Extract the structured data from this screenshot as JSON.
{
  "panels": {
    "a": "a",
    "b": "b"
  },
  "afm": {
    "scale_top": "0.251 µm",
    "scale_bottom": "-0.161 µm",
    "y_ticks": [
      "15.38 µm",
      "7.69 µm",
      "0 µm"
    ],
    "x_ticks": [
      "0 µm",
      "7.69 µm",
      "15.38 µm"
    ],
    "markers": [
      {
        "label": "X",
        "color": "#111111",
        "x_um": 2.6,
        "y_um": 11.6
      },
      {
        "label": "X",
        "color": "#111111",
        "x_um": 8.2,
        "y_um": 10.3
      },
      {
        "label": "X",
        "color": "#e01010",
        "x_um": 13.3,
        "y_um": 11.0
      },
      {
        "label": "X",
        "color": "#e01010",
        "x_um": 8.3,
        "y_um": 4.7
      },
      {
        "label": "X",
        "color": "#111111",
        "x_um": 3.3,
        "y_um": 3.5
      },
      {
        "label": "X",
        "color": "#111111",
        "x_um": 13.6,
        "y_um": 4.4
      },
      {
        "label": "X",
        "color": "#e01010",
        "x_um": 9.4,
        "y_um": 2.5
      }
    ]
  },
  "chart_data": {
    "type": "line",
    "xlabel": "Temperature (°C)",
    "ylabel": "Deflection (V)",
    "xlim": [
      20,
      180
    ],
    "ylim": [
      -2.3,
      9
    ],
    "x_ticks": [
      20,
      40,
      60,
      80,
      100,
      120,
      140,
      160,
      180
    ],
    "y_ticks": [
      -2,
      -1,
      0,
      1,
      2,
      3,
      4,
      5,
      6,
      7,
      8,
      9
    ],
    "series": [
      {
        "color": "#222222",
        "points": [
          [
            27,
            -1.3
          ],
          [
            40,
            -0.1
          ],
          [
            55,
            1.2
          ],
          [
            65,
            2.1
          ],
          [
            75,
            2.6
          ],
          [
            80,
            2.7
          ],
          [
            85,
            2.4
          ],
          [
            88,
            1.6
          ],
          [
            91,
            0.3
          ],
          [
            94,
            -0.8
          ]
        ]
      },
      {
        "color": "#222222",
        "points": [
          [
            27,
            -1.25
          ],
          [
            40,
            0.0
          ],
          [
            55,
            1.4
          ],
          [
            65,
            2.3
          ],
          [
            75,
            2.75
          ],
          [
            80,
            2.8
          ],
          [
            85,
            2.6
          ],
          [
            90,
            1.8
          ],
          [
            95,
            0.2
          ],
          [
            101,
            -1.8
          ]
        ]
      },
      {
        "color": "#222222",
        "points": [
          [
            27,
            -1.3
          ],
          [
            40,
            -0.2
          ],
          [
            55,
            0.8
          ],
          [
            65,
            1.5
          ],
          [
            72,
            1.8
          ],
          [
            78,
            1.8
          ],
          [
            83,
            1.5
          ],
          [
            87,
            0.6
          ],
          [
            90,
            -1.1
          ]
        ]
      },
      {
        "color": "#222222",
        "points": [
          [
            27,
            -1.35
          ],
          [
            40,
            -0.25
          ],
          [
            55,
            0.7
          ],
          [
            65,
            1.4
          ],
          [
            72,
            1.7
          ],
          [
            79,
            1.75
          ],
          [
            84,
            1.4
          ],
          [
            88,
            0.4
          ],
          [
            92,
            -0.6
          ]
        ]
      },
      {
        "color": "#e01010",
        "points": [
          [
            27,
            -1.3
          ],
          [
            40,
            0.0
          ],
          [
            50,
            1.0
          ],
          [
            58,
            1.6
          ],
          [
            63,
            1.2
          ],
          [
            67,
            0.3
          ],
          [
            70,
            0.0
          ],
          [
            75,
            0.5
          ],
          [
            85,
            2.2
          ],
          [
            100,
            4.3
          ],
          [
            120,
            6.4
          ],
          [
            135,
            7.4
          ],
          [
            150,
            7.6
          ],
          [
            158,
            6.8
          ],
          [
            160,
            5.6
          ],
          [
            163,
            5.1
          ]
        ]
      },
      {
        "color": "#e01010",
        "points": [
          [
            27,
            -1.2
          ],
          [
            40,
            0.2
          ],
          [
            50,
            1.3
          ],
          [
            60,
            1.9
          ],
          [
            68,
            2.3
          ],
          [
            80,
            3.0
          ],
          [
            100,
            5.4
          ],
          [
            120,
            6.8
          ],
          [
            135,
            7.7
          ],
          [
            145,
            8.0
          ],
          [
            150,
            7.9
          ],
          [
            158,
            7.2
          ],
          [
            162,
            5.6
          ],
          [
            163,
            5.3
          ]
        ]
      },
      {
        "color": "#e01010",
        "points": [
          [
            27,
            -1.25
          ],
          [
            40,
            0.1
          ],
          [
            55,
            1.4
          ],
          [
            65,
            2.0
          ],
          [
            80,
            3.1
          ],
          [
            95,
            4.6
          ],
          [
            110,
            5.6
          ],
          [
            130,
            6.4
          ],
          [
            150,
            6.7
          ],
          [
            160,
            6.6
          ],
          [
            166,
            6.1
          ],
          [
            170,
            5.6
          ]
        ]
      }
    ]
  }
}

-------------------------

What you need to do:
Quote all the records exactly, please, leaving none out.

Solution below:
Extract the structured data from this screenshot as JSON.
{
  "panels": {
    "a": "a",
    "b": "b"
  },
  "afm": {
    "scale_top": "0.251 µm",
    "scale_bottom": "-0.161 µm",
    "y_ticks": [
      "15.38 µm",
      "7.69 µm",
      "0 µm"
    ],
    "x_ticks": [
      "0 µm",
      "7.69 µm",
      "15.38 µm"
    ],
    "markers": [
      {
        "label": "X",
        "color": "#111111",
        "x_um": 2.6,
        "y_um": 11.6
      },
      {
        "label": "X",
        "color": "#111111",
        "x_um": 8.2,
        "y_um": 10.3
      },
      {
        "label": "X",
        "color": "#e01010",
        "x_um": 13.3,
        "y_um": 11.0
      },
      {
        "label": "X",
        "color": "#e01010",
        "x_um": 8.3,
        "y_um": 4.7
      },
      {
        "label": "X",
        "color": "#111111",
        "x_um": 3.3,
        "y_um": 3.5
      },
      {
        "label": "X",
        "color": "#111111",
        "x_um": 13.6,
        "y_um": 4.4
      },
      {
        "label": "X",
        "color": "#e01010",
        "x_um": 9.4,
        "y_um": 2.5
      }
    ]
  },
  "chart_data": {
    "type": "line",
    "xlabel": "Temperature (°C)",
    "ylabel": "Deflection (V)",
    "xlim": [
      20,
      180
    ],
    "ylim": [
      -2.3,
      9
    ],
    "x_ticks": [
      20,
      40,
      60,
      80,
      100,
      120,
      140,
      160,
      180
    ],
    "y_ticks": [
      -2,
      -1,
      0,
      1,
      2,
      3,
      4,
      5,
      6,
      7,
      8,
      9
    ],
    "series": [
      {
        "color": "#222222",
        "points": [
          [
            27,
            -1.3
          ],
          [
            40,
            -0.1
          ],
          [
            55,
            1.2
          ],
          [
            65,
            2.1
          ],
          [
            75,
            2.6
          ],
          [
            80,
            2.7
          ],
          [
            85,
            2.4
          ],
          [
            88,
            1.6
          ],
          [
            91,
            0.3
          ],
          [
            94,
            -0.8
          ]
        ]
      },
      {
        "color": "#222222",
        "points": [
          [
            27,
            -1.25
          ],
          [
            40,
            0.0
          ],
          [
            55,
            1.4
          ],
          [
            65,
            2.3
          ],
          [
            75,
            2.75
          ],
          [
            80,
            2.8
          ],
          [
            85,
            2.6
          ],
          [
            90,
            1.8
          ],
          [
            95,
            0.2
          ],
          [
            101,
            -1.8
          ]
        ]
      },
      {
        "color": "#222222",
        "points": [
          [
            27,
            -1.3
          ],
          [
            40,
            -0.2
          ],
          [
            55,
            0.8
          ],
          [
            65,
            1.5
          ],
          [
            72,
            1.8
          ],
          [
            78,
            1.8
          ],
          [
            83,
            1.5
          ],
          [
            87,
            0.6
          ],
          [
            90,
            -1.1
          ]
        ]
      },
      {
        "color": "#222222",
        "points": [
          [
            27,
            -1.35
          ],
          [
            40,
            -0.25
          ],
          [
            55,
            0.7
          ],
          [
            65,
            1.4
          ],
          [
            72,
            1.7
          ],
          [
            79,
            1.75
          ],
          [
            84,
            1.4
          ],
          [
            88,
            0.4
          ],
          [
            92,
            -0.6
          ]
        ]
      },
      {
        "color": "#e01010",
        "points": [
          [
            27,
            -1.3
          ],
          [
            40,
            0.0
          ],
          [
            50,
            1.0
          ],
          [
            58,
            1.6
          ],
          [
            63,
            1.2
          ],
          [
            67,
            0.3
          ],
          [
            70,
            0.0
          ],
          [
            75,
            0.5
          ],
          [
            85,
            2.2
          ],
          [
            100,
            4.3
          ],
          [
            120,
            6.4
          ],
          [
            135,
            7.4
          ],
          [
            150,
            7.6
          ],
          [
            158,
            6.8
          ],
          [
            160,
            5.6
          ],
          [
            163,
            5.1
          ]
        ]
      },
      {
        "color": "#e01010",
        "points": [
          [
            27,
            -1.2
          ],
          [
            40,
            0.2
          ],
          [
            50,
            1.3
          ],
          [
            60,
            1.9
          ],
          [
            68,
            2.3
          ],
          [
            80,
            3.0
          ],
          [
            100,
            5.4
          ],
          [
            120,
            6.8
          ],
          [
            135,
            7.7
          ],
          [
            145,
            8.0
          ],
          [
            150,
            7.9
          ],
          [
            158,
            7.2
          ],
          [
            162,
            5.6
          ],
          [
            163,
            5.3
          ]
        ]
      },
      {
        "color": "#e01010",
        "points": [
          [
            27,
            -1.25
          ],
          [
            40,
            0.1
          ],
          [
            55,
            1.4
          ],
          [
            65,
            2.0
          ],
          [
            80,
            3.1
          ],
          [
            95,
            4.6
          ],
          [
            110,
            5.6
          ],
          [
            130,
            6.4
          ],
          [
            150,
            6.7
          ],
          [
            160,
            6.6
          ],
          [
            166,
            6.1
          ],
          [
            170,
            5.6
          ]
        ]
      }
    ]
  }
}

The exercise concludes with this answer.